◆ TEXTO SELECCIONADO:
Mi vecino se aleja calle abajo. Lo veo desaparecer a la distancia, entre las bolsas de basura rota que llenan la calle y la silueta de los vehículos militares que custodian más allá. Una figura pequeña y vulnerable, en medio de un paisaje de pesadilla. Y yo también lo soy, me digo con las manos apretadas contra el vientre. Los dedos doloridos por la tensión. Soy un rostro más que debe esconderse del asedio, de la agresión, del puño de la represión.

Cuando lo piensas así, tiene algo de dramático. Irreal, fragmentado. Como si se tratara de una exageración fruto del miedo o del terror. Pero esa es la realidad, me digo mientras echo a caminar también. Esa es la noción de país con la que debo enfrentarme, con la que debo luchar a diario. La que es parte de mi vida desde hace casi dos décadas.

***
Mientras almuerzo con un grupo de amigos, alguien pregunta en voz alta quien asistirá a la manifestación del día siguiente. Lo hace con un tono casual, como si se tratara de una rutina entre tantas otras. Un murmullo de inquietud y aprobación recorre la mesa.

— Tengo miedo — declara en voz alta alguien al fondo — de verdad tengo miedo de que me maten. Y ya, eso fue todo. Pero igual voy. ¿Qué más le queda a uno?

Lo dice en un tono neutro y objetivo, sin mayor emoción. Simplemente describe un hecho, pienso masticando con desgana. El miedo se transformó en algo más, en una combinación borrosa y quizás incomprensible de resignación y furia. Un cabeceo solidario y lento recorre la mesa. Uno de mis amigos más queridos levanta la mano con un gesto rápido y firme.

— Así me maten voy — dice — igual te puede matar el malandro, que te falte un antibiótico. Si lo van a joder a uno, al menos que sea de manera digna. Ya no queda otra cosa que hacer.

◆ EJERCICIO PROPUESTO: Prosigue el texto sobre el miedo y la represión a partir de su última oración. Los registros no guardan ninguna relación con el texto.

◆ EXTRACTOS DE REGISTROS:
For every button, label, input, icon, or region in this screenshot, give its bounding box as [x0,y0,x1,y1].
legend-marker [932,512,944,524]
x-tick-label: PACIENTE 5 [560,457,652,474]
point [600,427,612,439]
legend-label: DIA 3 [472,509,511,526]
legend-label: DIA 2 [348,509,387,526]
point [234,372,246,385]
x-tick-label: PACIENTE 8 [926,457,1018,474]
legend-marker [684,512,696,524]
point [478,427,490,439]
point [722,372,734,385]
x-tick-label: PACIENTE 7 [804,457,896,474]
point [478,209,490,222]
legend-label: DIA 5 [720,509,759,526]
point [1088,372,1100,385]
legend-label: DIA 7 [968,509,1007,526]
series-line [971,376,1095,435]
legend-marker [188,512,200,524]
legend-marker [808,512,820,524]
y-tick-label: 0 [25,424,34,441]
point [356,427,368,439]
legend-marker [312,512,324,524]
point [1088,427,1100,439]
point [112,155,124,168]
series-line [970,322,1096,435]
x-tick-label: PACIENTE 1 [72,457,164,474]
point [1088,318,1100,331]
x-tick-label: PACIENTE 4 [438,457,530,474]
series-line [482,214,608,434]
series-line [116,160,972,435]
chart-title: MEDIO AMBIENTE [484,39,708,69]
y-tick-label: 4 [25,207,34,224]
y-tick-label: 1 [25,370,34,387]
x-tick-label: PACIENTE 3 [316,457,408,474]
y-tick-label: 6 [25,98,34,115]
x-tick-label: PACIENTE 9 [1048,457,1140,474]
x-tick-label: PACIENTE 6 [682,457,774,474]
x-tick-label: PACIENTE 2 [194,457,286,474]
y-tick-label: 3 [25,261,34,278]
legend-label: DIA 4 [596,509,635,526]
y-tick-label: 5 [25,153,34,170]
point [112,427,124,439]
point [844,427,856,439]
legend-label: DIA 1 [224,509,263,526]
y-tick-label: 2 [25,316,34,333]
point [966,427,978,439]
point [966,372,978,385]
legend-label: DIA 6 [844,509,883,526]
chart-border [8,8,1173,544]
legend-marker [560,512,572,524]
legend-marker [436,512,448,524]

◆ EJERCICIO RESUELTO:
Me sobresalta la convicción triste de sus palabras pero sobre todo, su firmeza. No se está burlando, exagerando o incluso dramatizando ese miedo constante que todos vivimos a diario. Lo está creando en una idea esencial: la última resistencia es la supervivencia. La percibo con tanta claridad que me quedo paralizada, pensando en el hecho sencillo — evidente ¿cómo no lo vi antes? — que todos en la mesa estamos pensando quizás la misma cosa. Que de una u otra forma, aceptamos que podríamos morir. Que quizás, no sobrevivamos al clima de violencia encarnizada en Venezuela. Que somos víctimas de un sistemadevastador e impune que erosionó cada expectativa, derecho y esperanza. De manera que solo queda esto, me digo mientras tomo un trago de agua. La garganta se me cierra de miedo y me lleva esfuerzos obligar a beber unos cuantos sorbos. Sólo nos queda la conciencia de la muerte, de su posibilidad. Como víctimas de una guerra invisible, pertinaz, desigual. ¿Quienes somos los Venezolanos ahora mismo? ¿Cómo nos enfrentamos a este panorama roto y cubierto de cicatrices?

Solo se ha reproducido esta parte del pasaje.